WORK INSTRUCTIONS = Output the material below in its entirety, exactly as given.

GIVEN DATA =
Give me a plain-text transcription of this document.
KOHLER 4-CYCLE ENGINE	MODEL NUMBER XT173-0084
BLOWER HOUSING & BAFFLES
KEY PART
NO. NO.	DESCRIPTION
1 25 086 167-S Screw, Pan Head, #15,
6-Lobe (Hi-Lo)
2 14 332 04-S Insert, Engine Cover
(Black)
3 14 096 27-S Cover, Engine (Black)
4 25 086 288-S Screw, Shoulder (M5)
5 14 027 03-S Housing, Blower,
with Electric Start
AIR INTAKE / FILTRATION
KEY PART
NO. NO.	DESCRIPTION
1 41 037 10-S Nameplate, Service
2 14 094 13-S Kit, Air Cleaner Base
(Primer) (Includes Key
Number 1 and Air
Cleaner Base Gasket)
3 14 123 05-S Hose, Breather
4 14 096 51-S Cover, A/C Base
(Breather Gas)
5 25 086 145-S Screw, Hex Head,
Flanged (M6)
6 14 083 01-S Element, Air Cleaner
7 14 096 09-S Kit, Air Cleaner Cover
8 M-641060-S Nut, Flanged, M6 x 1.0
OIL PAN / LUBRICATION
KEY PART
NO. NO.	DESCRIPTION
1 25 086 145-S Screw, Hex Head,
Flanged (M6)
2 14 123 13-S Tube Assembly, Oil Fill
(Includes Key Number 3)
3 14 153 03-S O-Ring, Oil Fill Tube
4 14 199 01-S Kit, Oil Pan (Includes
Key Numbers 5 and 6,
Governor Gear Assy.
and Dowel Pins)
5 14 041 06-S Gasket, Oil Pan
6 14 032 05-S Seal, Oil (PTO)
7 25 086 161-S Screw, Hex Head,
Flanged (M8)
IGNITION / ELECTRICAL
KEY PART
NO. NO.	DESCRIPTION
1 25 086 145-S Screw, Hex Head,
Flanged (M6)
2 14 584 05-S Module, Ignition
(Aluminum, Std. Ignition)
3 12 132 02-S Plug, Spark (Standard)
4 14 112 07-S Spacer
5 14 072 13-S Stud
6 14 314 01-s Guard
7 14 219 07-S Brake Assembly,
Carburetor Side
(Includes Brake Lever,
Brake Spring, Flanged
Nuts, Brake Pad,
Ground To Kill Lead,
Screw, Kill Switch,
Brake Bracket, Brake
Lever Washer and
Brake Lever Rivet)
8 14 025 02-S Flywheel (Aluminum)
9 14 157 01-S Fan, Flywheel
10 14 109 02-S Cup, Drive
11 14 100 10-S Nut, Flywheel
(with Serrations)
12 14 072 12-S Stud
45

FINAL ANSWER =
Give me a plain-text transcription of this document.
KOHLER 4-CYCLE ENGINE	MODEL NUMBER XT173-0084
BLOWER HOUSING & BAFFLES
KEY PART
NO. NO.	DESCRIPTION
1 25 086 167-S Screw, Pan Head, #15,
6-Lobe (Hi-Lo)
2 14 332 04-S Insert, Engine Cover
(Black)
3 14 096 27-S Cover, Engine (Black)
4 25 086 288-S Screw, Shoulder (M5)
5 14 027 03-S Housing, Blower,
with Electric Start
AIR INTAKE / FILTRATION
KEY PART
NO. NO.	DESCRIPTION
1 41 037 10-S Nameplate, Service
2 14 094 13-S Kit, Air Cleaner Base
(Primer) (Includes Key
Number 1 and Air
Cleaner Base Gasket)
3 14 123 05-S Hose, Breather
4 14 096 51-S Cover, A/C Base
(Breather Gas)
5 25 086 145-S Screw, Hex Head,
Flanged (M6)
6 14 083 01-S Element, Air Cleaner
7 14 096 09-S Kit, Air Cleaner Cover
8 M-641060-S Nut, Flanged, M6 x 1.0
OIL PAN / LUBRICATION
KEY PART
NO. NO.	DESCRIPTION
1 25 086 145-S Screw, Hex Head,
Flanged (M6)
2 14 123 13-S Tube Assembly, Oil Fill
(Includes Key Number 3)
3 14 153 03-S O-Ring, Oil Fill Tube
4 14 199 01-S Kit, Oil Pan (Includes
Key Numbers 5 and 6,
Governor Gear Assy.
and Dowel Pins)
5 14 041 06-S Gasket, Oil Pan
6 14 032 05-S Seal, Oil (PTO)
7 25 086 161-S Screw, Hex Head,
Flanged (M8)
IGNITION / ELECTRICAL
KEY PART
NO. NO.	DESCRIPTION
1 25 086 145-S Screw, Hex Head,
Flanged (M6)
2 14 584 05-S Module, Ignition
(Aluminum, Std. Ignition)
3 12 132 02-S Plug, Spark (Standard)
4 14 112 07-S Spacer
5 14 072 13-S Stud
6 14 314 01-s Guard
7 14 219 07-S Brake Assembly,
Carburetor Side
(Includes Brake Lever,
Brake Spring, Flanged
Nuts, Brake Pad,
Ground To Kill Lead,
Screw, Kill Switch,
Brake Bracket, Brake
Lever Washer and
Brake Lever Rivet)
8 14 025 02-S Flywheel (Aluminum)
9 14 157 01-S Fan, Flywheel
10 14 109 02-S Cup, Drive
11 14 100 10-S Nut, Flywheel
(with Serrations)
12 14 072 12-S Stud
45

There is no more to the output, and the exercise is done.